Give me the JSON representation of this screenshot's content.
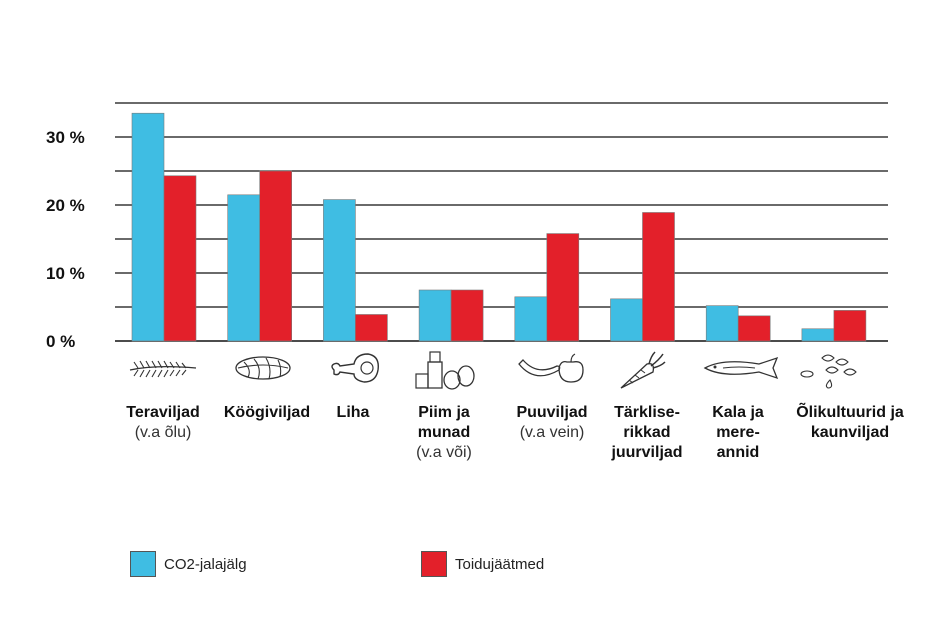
{
  "chart_data": {
    "type": "bar",
    "categories": [
      {
        "label": "Teraviljad",
        "sub": "(v.a õlu)",
        "icon": "wheat-icon"
      },
      {
        "label": "Köögiviljad",
        "sub": "",
        "icon": "leafy-vegetable-icon"
      },
      {
        "label": "Liha",
        "sub": "",
        "icon": "meat-leg-icon"
      },
      {
        "label": "Piim ja munad",
        "sub": "(v.a või)",
        "icon": "milk-eggs-icon"
      },
      {
        "label": "Puuviljad",
        "sub": "(v.a vein)",
        "icon": "banana-apple-icon"
      },
      {
        "label": "Tärklise-rikkad juurviljad",
        "sub": "",
        "icon": "carrot-icon"
      },
      {
        "label": "Kala ja mere-annid",
        "sub": "",
        "icon": "fish-icon"
      },
      {
        "label": "Õlikultuurid ja kaunviljad",
        "sub": "",
        "icon": "beans-seeds-icon"
      }
    ],
    "series": [
      {
        "name": "CO2-jalajälg",
        "color": "#3fbde3",
        "values": [
          33.5,
          21.5,
          20.8,
          7.5,
          6.5,
          6.2,
          5.2,
          1.8
        ]
      },
      {
        "name": "Toidujäätmed",
        "color": "#e3202a",
        "values": [
          24.3,
          25.0,
          3.9,
          7.5,
          15.8,
          18.9,
          3.7,
          4.5
        ]
      }
    ],
    "yticks": [
      "0 %",
      "10 %",
      "20 %",
      "30 %"
    ],
    "ylim": [
      0,
      35
    ],
    "grid": true,
    "legend_position": "bottom"
  }
}
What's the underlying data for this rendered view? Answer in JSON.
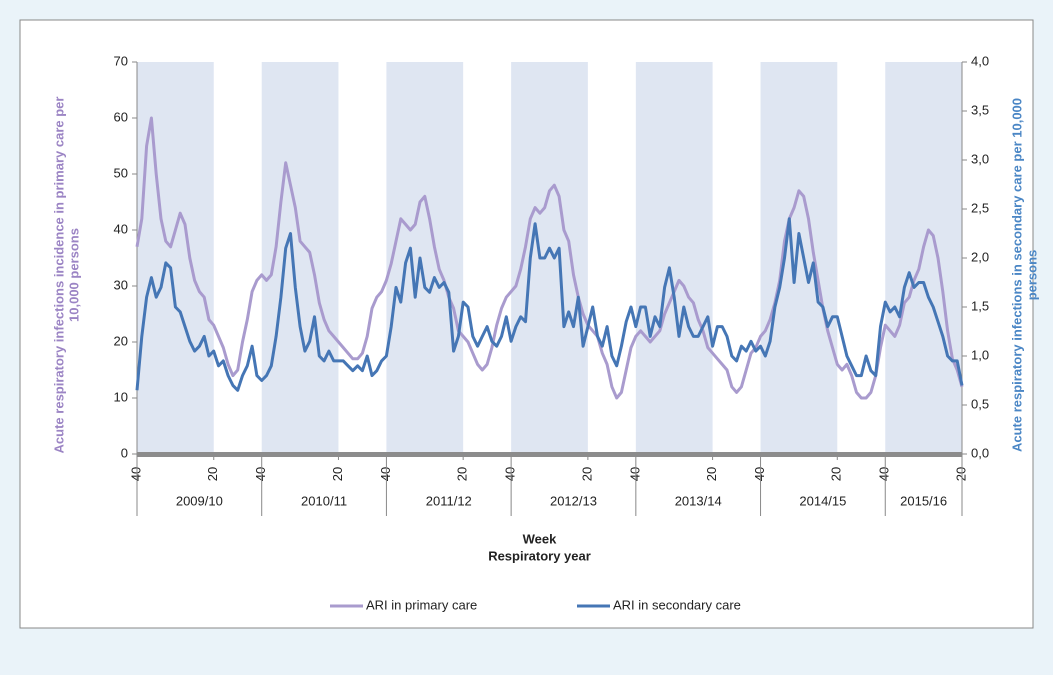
....................
### TASK BRIEF
Reproduce each line exactly as it appears, omitting the pictures.

### COMPLETE OUTPUT
Give me the JSON representation of this screenshot's content.
{
  "chart_data": {
    "type": "bar",
    "categories": [
      {
        "label": "Teraviljad",
        "sub": "(v.a õlu)",
        "icon": "wheat-icon"
      },
      {
        "label": "Köögiviljad",
        "sub": "",
        "icon": "leafy-vegetable-icon"
      },
      {
        "label": "Liha",
        "sub": "",
        "icon": "meat-leg-icon"
      },
      {
        "label": "Piim ja munad",
        "sub": "(v.a või)",
        "icon": "milk-eggs-icon"
      },
      {
        "label": "Puuviljad",
        "sub": "(v.a vein)",
        "icon": "banana-apple-icon"
      },
      {
        "label": "Tärklise-rikkad juurviljad",
        "sub": "",
        "icon": "carrot-icon"
      },
      {
        "label": "Kala ja mere-annid",
        "sub": "",
        "icon": "fish-icon"
      },
      {
        "label": "Õlikultuurid ja kaunviljad",
        "sub": "",
        "icon": "beans-seeds-icon"
      }
    ],
    "series": [
      {
        "name": "CO2-jalajälg",
        "color": "#3fbde3",
        "values": [
          33.5,
          21.5,
          20.8,
          7.5,
          6.5,
          6.2,
          5.2,
          1.8
        ]
      },
      {
        "name": "Toidujäätmed",
        "color": "#e3202a",
        "values": [
          24.3,
          25.0,
          3.9,
          7.5,
          15.8,
          18.9,
          3.7,
          4.5
        ]
      }
    ],
    "yticks": [
      "0 %",
      "10 %",
      "20 %",
      "30 %"
    ],
    "ylim": [
      0,
      35
    ],
    "grid": true,
    "legend_position": "bottom"
  }
}
What's the underlying data for this rendered view? Answer in JSON.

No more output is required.